To be done:
From the entries below, gather each line containing the word "code".

Raw data:
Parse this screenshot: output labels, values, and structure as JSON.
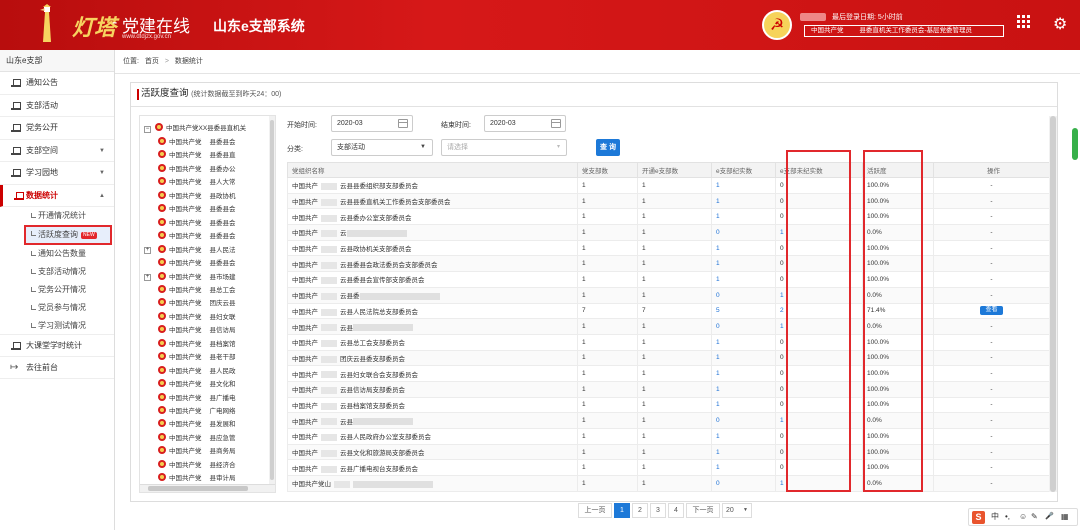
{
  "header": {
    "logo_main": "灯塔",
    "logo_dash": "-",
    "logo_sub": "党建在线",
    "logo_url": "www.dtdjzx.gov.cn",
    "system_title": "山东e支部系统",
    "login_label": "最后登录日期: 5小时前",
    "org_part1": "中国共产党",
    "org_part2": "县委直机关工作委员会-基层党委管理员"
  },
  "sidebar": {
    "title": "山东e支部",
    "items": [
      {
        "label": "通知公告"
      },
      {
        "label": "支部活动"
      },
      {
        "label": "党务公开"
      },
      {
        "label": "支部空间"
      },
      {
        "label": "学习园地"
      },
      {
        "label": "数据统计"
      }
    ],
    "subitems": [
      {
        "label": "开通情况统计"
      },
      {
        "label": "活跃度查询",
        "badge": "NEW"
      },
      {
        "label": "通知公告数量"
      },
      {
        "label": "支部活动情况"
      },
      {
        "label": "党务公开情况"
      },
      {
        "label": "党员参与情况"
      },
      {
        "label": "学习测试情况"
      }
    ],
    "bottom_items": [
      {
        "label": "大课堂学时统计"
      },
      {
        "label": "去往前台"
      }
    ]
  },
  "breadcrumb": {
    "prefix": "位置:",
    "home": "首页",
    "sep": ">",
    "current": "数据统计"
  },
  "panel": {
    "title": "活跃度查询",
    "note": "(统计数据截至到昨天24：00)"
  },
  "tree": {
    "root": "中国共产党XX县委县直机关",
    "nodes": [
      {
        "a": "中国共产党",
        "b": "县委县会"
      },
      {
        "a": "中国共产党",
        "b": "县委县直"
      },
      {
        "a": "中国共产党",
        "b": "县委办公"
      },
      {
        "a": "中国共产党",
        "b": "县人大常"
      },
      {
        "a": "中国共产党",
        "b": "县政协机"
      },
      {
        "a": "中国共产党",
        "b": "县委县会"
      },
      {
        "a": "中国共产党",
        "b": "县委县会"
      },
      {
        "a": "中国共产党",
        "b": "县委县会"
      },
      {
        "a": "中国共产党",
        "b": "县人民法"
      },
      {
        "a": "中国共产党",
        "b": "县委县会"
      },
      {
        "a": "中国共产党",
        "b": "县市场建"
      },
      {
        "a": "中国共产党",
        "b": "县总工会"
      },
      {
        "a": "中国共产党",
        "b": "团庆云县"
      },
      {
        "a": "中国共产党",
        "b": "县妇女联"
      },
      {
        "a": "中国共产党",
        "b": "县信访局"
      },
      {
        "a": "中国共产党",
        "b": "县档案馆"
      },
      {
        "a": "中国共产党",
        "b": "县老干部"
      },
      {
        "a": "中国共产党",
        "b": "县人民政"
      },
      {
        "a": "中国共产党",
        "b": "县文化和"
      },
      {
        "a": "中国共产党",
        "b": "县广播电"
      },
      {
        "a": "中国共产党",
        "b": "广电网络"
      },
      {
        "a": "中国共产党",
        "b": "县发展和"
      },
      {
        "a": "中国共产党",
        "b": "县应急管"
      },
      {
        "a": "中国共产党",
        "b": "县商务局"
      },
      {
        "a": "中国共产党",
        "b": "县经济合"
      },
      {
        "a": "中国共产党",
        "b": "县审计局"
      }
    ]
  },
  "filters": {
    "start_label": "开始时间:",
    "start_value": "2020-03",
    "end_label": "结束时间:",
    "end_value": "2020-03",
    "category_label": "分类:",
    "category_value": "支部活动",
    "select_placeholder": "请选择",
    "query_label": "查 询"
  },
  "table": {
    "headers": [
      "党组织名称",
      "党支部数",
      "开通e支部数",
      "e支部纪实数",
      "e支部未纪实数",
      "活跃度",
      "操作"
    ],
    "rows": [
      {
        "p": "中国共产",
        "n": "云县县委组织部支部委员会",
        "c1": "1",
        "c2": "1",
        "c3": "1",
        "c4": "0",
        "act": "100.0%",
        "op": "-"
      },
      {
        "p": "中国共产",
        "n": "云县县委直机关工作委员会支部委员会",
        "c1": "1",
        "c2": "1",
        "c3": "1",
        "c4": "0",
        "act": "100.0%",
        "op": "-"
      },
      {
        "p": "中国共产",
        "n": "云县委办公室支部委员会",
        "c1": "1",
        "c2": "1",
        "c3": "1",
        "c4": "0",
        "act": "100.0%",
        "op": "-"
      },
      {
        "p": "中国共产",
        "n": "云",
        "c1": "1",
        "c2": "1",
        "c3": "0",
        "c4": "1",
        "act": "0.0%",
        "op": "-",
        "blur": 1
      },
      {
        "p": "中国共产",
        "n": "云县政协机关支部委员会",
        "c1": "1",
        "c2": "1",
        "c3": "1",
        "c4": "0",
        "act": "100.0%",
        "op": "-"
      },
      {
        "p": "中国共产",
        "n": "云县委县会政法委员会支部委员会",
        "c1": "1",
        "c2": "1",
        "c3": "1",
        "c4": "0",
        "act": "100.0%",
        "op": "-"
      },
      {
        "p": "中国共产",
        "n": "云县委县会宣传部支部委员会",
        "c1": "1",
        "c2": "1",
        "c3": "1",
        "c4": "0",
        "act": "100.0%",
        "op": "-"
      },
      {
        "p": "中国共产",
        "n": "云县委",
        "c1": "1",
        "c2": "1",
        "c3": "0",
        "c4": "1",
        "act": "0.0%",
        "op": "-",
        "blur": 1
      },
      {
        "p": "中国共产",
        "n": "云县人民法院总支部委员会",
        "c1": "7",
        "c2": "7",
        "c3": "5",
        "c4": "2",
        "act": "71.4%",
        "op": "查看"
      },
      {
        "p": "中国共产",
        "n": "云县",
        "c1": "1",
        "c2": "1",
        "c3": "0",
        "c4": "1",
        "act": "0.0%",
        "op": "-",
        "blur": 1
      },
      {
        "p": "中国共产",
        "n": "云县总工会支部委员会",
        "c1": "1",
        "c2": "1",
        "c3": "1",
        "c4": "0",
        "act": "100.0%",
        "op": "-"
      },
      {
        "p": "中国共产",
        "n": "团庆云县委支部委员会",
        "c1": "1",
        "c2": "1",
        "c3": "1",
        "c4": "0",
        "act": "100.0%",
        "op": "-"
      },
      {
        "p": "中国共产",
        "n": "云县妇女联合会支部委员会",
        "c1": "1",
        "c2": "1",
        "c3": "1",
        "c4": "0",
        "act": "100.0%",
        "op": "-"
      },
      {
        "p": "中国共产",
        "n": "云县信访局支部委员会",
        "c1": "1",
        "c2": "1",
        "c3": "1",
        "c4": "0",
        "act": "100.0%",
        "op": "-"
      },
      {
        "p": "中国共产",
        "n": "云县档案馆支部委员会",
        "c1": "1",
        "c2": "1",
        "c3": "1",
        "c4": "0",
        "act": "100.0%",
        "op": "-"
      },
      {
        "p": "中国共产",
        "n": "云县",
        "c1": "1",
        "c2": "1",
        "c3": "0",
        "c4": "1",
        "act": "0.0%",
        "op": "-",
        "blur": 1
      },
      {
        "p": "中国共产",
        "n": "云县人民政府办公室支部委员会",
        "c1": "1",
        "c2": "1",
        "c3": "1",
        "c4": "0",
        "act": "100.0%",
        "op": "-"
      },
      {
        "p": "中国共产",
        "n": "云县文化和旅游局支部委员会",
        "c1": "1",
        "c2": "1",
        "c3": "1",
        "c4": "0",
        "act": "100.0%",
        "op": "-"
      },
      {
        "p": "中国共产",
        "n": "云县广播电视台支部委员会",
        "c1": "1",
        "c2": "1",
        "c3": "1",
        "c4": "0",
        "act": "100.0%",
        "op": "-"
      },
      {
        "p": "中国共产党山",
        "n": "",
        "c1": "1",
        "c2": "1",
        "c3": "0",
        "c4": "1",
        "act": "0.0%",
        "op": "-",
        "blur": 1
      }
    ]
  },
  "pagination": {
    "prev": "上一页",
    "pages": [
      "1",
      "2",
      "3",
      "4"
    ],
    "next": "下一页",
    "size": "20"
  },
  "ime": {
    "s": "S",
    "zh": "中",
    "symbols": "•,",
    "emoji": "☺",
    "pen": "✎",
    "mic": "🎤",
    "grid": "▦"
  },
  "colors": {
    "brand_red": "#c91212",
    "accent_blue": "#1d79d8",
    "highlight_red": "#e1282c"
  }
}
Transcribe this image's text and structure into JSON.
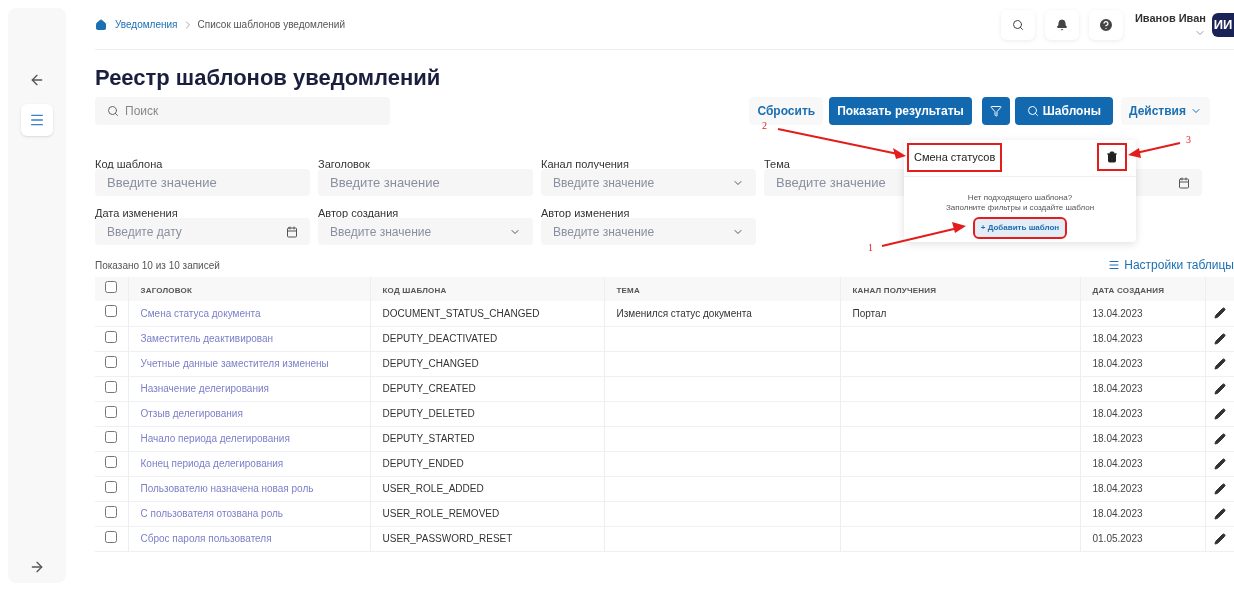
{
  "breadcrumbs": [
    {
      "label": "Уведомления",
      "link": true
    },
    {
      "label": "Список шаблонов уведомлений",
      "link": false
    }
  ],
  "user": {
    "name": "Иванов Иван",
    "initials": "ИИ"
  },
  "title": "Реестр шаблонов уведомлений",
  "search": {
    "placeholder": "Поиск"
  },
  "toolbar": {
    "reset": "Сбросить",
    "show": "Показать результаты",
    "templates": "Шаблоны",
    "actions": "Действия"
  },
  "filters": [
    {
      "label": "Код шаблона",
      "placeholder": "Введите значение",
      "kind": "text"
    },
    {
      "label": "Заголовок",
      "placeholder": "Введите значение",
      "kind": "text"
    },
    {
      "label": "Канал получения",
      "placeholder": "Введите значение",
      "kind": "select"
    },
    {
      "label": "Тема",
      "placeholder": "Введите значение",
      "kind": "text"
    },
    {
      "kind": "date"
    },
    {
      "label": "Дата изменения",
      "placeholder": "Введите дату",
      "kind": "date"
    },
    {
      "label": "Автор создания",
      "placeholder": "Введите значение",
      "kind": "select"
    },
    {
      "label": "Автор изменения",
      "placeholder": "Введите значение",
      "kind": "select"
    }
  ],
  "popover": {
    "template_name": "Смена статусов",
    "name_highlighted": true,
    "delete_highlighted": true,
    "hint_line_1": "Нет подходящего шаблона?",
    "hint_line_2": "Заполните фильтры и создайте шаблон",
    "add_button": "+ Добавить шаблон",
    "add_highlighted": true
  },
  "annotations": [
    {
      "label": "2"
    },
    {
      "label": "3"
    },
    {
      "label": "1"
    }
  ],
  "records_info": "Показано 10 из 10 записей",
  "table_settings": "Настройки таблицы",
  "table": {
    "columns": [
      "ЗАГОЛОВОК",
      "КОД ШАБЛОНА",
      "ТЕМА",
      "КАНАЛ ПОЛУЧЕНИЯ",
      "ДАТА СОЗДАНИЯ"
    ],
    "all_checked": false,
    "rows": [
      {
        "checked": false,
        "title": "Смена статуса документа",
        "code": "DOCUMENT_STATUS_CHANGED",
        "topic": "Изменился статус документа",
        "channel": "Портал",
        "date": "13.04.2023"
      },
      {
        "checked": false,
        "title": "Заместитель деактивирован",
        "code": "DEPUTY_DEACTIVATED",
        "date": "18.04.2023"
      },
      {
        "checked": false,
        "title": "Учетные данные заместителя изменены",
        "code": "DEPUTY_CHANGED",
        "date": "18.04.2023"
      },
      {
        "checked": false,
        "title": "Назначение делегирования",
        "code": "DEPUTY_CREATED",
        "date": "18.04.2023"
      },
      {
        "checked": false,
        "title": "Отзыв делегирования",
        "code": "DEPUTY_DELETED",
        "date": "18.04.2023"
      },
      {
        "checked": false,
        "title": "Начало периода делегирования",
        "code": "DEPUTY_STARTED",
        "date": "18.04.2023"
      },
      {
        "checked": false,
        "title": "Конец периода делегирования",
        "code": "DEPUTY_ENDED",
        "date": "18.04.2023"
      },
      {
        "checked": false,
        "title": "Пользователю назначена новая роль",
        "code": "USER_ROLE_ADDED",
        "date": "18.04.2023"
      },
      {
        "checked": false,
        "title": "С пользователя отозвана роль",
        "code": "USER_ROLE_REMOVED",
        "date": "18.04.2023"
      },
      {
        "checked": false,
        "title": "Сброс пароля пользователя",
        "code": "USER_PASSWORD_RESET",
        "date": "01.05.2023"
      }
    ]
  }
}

Answer to this task:
        "code": "DOCUMENT_STATUS_CHANGED",
        "code": "DEPUTY_DEACTIVATED",
        "code": "DEPUTY_CHANGED",
        "code": "DEPUTY_CREATED",
        "code": "DEPUTY_DELETED",
        "code": "DEPUTY_STARTED",
        "code": "DEPUTY_ENDED",
        "code": "USER_ROLE_ADDED",
        "code": "USER_ROLE_REMOVED",
        "code": "USER_PASSWORD_RESET",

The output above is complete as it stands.